> _PROBLEM REQUIREMENTS_
Copy all lines of the listing that include the string "Select".

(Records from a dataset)
::::::

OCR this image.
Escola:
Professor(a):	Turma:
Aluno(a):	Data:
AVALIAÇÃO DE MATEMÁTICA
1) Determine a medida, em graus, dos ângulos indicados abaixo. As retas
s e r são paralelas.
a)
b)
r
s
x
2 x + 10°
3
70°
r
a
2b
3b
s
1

::::::

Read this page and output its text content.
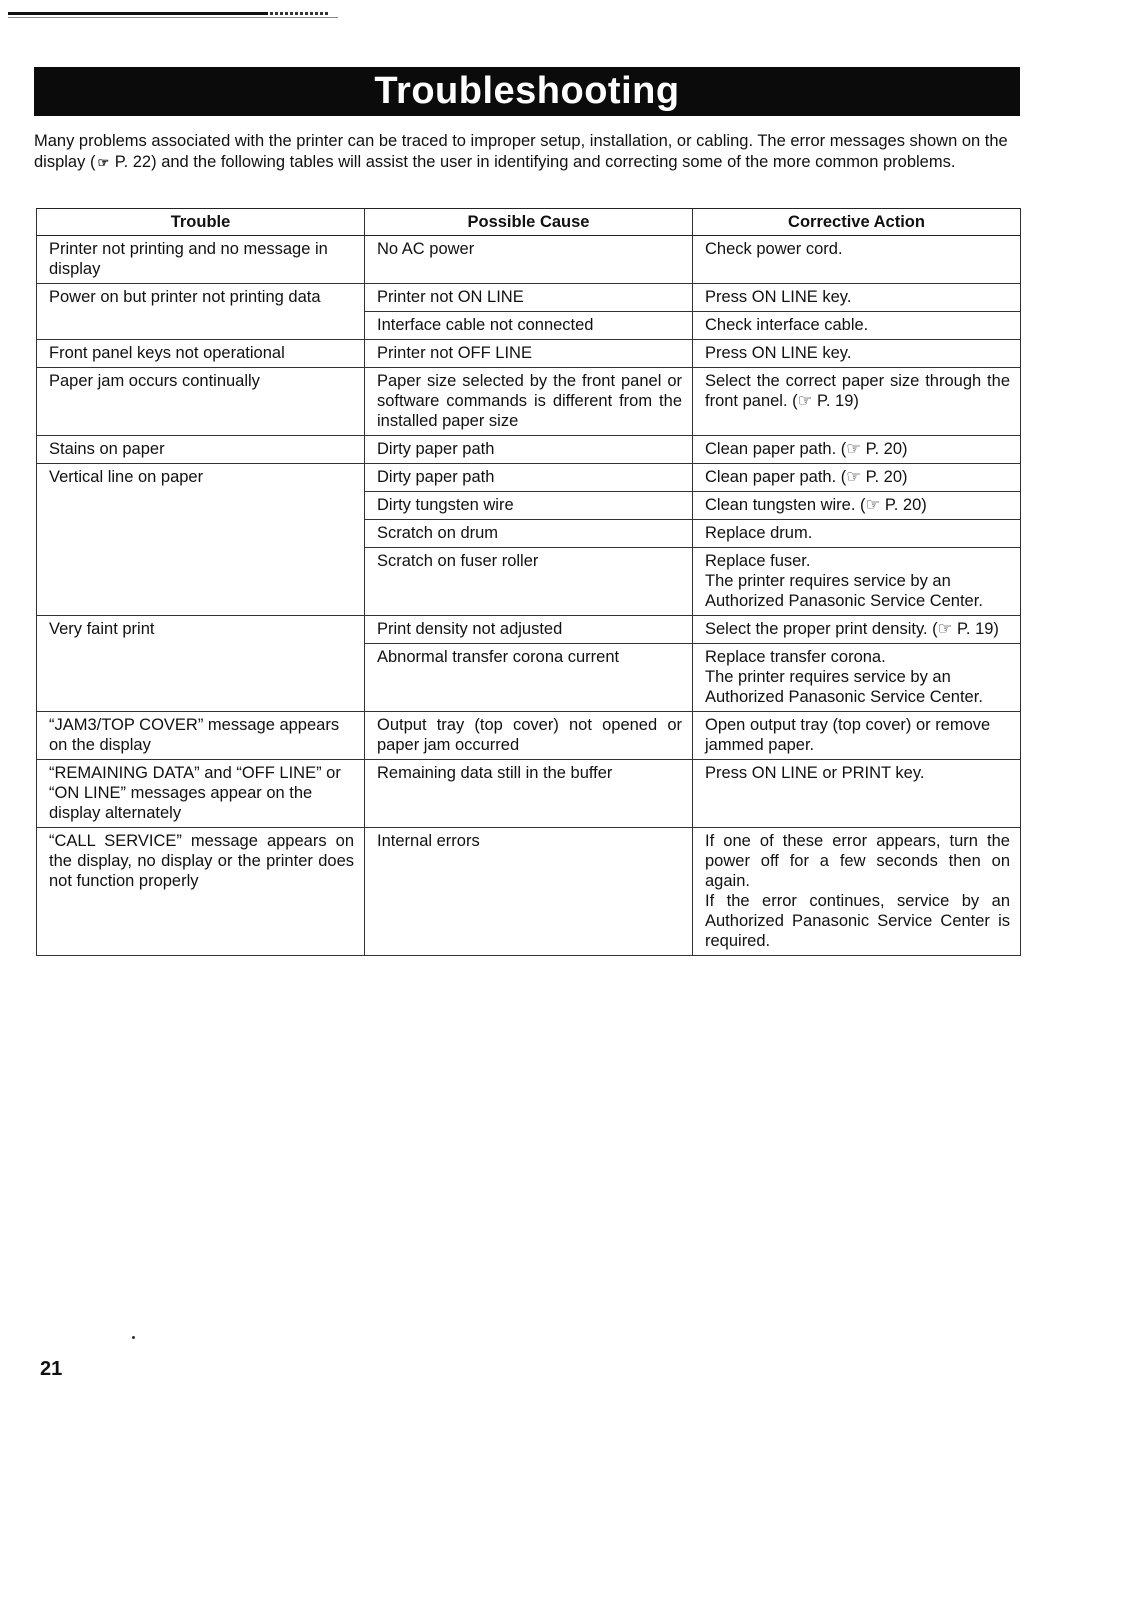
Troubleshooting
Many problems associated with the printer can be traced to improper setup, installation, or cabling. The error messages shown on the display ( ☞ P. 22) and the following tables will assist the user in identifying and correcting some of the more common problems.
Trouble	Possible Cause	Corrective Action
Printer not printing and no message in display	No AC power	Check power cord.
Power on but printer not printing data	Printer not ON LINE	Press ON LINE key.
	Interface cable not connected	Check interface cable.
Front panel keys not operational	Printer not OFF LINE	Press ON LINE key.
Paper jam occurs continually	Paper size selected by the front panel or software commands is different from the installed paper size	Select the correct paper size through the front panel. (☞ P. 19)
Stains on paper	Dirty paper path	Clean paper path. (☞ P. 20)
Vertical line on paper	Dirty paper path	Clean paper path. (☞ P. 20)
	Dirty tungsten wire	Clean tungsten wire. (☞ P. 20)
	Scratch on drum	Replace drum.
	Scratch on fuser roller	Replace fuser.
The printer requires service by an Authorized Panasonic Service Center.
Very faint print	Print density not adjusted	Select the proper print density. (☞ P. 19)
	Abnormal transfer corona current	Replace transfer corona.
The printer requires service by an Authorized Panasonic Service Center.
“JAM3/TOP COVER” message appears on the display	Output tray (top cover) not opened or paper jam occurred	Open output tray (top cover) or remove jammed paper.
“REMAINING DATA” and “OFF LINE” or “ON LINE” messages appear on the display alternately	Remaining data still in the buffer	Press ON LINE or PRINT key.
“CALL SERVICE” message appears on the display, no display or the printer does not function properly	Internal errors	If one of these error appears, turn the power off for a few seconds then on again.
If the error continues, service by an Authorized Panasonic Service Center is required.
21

::::::

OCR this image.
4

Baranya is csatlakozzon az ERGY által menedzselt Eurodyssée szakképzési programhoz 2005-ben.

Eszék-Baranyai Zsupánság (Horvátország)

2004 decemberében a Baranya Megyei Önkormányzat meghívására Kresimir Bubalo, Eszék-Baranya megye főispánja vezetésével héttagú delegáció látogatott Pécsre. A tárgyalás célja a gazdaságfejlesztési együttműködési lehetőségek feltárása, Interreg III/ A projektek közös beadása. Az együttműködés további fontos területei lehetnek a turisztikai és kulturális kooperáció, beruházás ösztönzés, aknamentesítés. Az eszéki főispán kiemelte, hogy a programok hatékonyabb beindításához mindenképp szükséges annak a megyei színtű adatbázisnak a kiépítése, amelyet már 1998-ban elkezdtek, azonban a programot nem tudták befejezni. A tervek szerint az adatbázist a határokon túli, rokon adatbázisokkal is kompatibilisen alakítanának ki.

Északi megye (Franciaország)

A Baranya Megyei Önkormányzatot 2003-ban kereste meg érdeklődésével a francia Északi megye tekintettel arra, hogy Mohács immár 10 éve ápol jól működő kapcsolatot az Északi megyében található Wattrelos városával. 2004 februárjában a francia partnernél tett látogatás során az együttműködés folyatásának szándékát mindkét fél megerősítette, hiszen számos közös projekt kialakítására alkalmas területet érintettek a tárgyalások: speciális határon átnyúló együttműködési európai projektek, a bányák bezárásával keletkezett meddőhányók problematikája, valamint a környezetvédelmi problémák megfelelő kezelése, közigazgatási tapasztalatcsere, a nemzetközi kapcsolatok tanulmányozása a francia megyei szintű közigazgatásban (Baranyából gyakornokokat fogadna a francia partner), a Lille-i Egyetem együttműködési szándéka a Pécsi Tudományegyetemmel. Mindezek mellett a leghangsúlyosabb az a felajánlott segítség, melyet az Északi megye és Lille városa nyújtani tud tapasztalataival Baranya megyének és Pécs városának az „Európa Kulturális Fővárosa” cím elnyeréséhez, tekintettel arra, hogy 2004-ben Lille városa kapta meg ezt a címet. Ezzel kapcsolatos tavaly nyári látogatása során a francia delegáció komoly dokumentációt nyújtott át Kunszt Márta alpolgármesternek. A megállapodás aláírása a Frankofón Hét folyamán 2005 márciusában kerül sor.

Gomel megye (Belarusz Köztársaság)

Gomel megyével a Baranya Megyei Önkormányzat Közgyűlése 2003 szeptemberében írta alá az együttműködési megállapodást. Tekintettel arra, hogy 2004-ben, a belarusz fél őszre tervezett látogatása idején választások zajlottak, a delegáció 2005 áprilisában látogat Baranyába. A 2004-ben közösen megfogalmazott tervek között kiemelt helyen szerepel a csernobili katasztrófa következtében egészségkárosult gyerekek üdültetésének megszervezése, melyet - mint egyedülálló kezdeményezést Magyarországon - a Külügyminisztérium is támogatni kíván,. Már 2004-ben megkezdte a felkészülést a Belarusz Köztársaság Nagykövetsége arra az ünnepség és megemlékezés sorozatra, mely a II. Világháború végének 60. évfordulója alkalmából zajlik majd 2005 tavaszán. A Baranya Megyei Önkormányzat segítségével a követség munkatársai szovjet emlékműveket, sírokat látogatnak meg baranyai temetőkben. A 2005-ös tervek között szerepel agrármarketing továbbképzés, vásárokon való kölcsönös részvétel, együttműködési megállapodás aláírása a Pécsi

::::::

> _REPLY TO THE EXERCISE_
Paper jam occurs continually	Paper size selected by the front panel or software commands is different from the installed paper size	Select the correct paper size through the front panel. (☞ P. 19)
Very faint print	Print density not adjusted	Select the proper print density. (☞ P. 19)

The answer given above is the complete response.